Go through the records underneath and count the lines that include the string "是等边三角形". Give nothing but the number.

## Supplied data
● ● ● ● ● ● ●
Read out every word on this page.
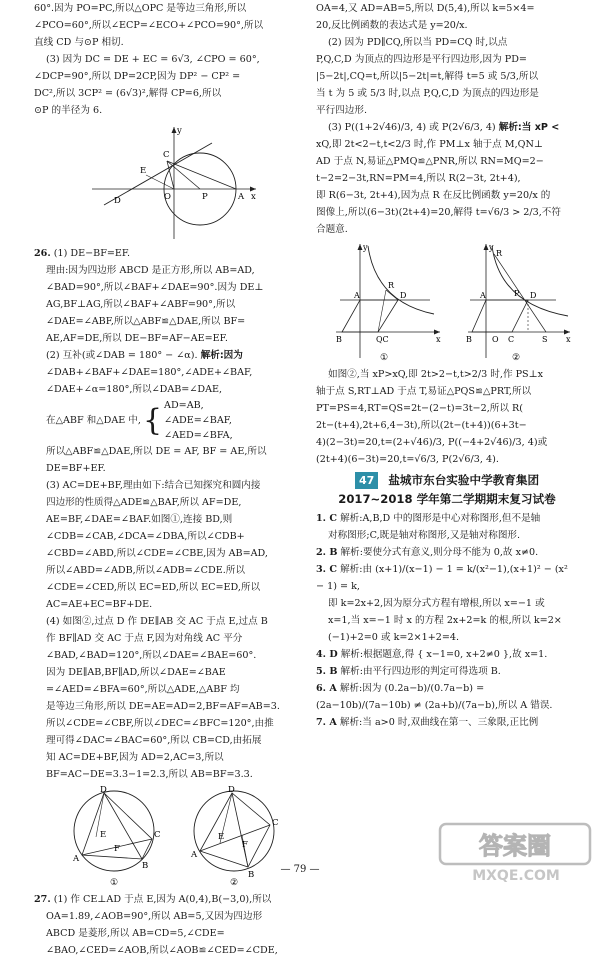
60°.因为 PO=PC,所以△OPC 是等边三角形,所以

∠PCO=60°,所以∠ECP=∠ECO+∠PCO=90°,所以

直线 CD 与⊙P 相切.

(3) 因为 DC = DE + EC = 6√3, ∠CPO = 60°,

∠DCP=90°,所以 DP=2CP,因为 DP² − CP² =

DC²,所以 3CP² = (6√3)²,解得 CP=6,所以

⊙P 的半径为 6.

C
E
D	O	P	A x
y

26. (1) DE−BF=EF.

理由:因为四边形 ABCD 是正方形,所以 AB=AD,

∠BAD=90°,所以∠BAF+∠DAE=90°.因为 DE⊥

AG,BF⊥AG,所以∠BAF+∠ABF=90°,所以

∠DAE=∠ABF,所以△ABF≌△DAE,所以 BF=

AE,AF=DE,所以 DE−BF=AF−AE=EF.

(2) 互补(或∠DAB = 180° − ∠α). 解析:因为

∠DAB+∠BAF+∠DAE=180°,∠ADE+∠BAF,

∠DAE+∠α=180°,所以∠DAB=∠DAE,

在△ABF 和△DAE 中, { AD=AB,
∠ADE=∠BAF,
∠AED=∠BFA,

所以△ABF≌△DAE,所以 DE = AF, BF = AE,所以

DE=BF+EF.

(3) AC=DE+BF,理由如下:结合已知探究和圆内接

四边形的性质得△ADE≌△BAF,所以 AF=DE,

AE=BF,∠DAE=∠BAF.如图①,连接 BD,则

∠CDB=∠CAB,∠DCA=∠DBA,所以∠CDB+

∠CBD=∠ABD,所以∠CDE=∠CBE,因为 AB=AD,

所以∠ABD=∠ADB,所以∠ADB=∠CDE.所以

∠CDE=∠CED,所以 EC=ED,所以 EC=ED,所以

AC=AE+EC=BF+DE.

(4) 如图②,过点 D 作 DE∥AB 交 AC 于点 E,过点 B

作 BF∥AD 交 AC 于点 F,因为对角线 AC 平分

∠BAD,∠BAD=120°,所以∠DAE=∠BAE=60°.

因为 DE∥AB,BF∥AD,所以∠DAE=∠BAE

=∠AED=∠BFA=60°,所以△ADE,△ABF 均

是等边三角形,所以 DE=AE=AD=2,BF=AF=AB=3.

所以∠CDE=∠CBF,所以∠DEC=∠BFC=120°,由推

理可得∠DAC=∠BAC=60°,所以 CB=CD,由拓展

知 AC=DE+BF,因为 AD=2,AC=3,所以

BF=AC−DE=3.3−1=2.3,所以 AB=BF=3.3.

D
A
B
C
E
F
①
D
A
B
C
E
F
②

27. (1) 作 CE⊥AD 于点 E,因为 A(0,4),B(−3,0),所以

OA=1.89,∠AOB=90°,所以 AB=5,又因为四边形

ABCD 是菱形,所以 AB=CD=5,∠CDE=

∠BAO,∠CED=∠AOB,所以∠AOB≌∠CED=∠CDE,

OA=4,又 AD=AB=5,所以 D(5,4),所以 k=5×4=

20,反比例函数的表达式是 y=20/x.

(2) 因为 PD∥CQ,所以当 PD=CQ 时,以点

P,Q,C,D 为顶点的四边形是平行四边形,因为 PD=

|5−2t|,CQ=t,所以|5−2t|=t,解得 t=5 或 5/3,所以

当 t 为 5 或 5/3 时,以点 P,Q,C,D 为顶点的四边形是

平行四边形.

(3) P((1+2√46)/3, 4) 或 P(2√6/3, 4) 解析:当 xP <

xQ,即 2t<2−t,t<2/3 时,作 PM⊥x 轴于点 M,QN⊥

AD 于点 N,易证△PMQ≌△PNR,所以 RN=MQ=2−

t−2=2−3t,RN=PM=4,所以 R(2−3t, 2t+4),

即 R(6−3t, 2t+4),因为点 R 在反比例函数 y=20/x 的

图像上,所以(6−3t)(2t+4)=20,解得 t=√6/3 > 2/3,不符

合题意.

A	D
R
B	QC	x
y
①
A	D
R
P
B	O C	S x
y
②

如图②,当 xP>xQ,即 2t>2−t,t>2/3 时,作 PS⊥x

轴于点 S,RT⊥AD 于点 T,易证△PQS≌△PRT,所以

PT=PS=4,RT=QS=2t−(2−t)=3t−2,所以 R(

2t−(t+4),2t+6,4−3t),所以(2t−(t+4))(6+3t−

4)(2−3t)=20,t=(2+√46)/3, P((−4+2√46)/3, 4)或

(2t+4)(6−3t)=20,t=√6/3, P(2√6/3, 4).

47 盐城市东台实验中学教育集团
2017~2018 学年第二学期期末复习试卷

1. C 解析:A,B,D 中的图形是中心对称图形,但不是轴

对称图形;C,既是轴对称图形,又是轴对称图形.

2. B 解析:要使分式有意义,则分母不能为 0,故 x≠0.

3. C 解析:由 (x+1)/(x−1) − 1 = k/(x²−1),(x+1)² − (x² − 1) = k,

即 k=2x+2,因为原分式方程有增根,所以 x=−1 或

x=1,当 x=−1 时 x 的方程 2x+2=k 的根,所以 k=2×

(−1)+2=0 或 k=2×1+2=4.

4. D 解析:根据题意,得 { x−1=0, x+2≠0 },故 x=1.

5. B 解析:由平行四边形的判定可得选项 B.

6. A 解析:因为 (0.2a−b)/(0.7a−b) = (2a−10b)/(7a−10b) ≠ (2a+b)/(7a−b),所以 A 错误.

7. A 解析:当 a>0 时,双曲线在第一、三象限,正比例

— 79 —
答案圈
MXQE.COM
● ● ● ● ● ● ●
## Result of this exercise
2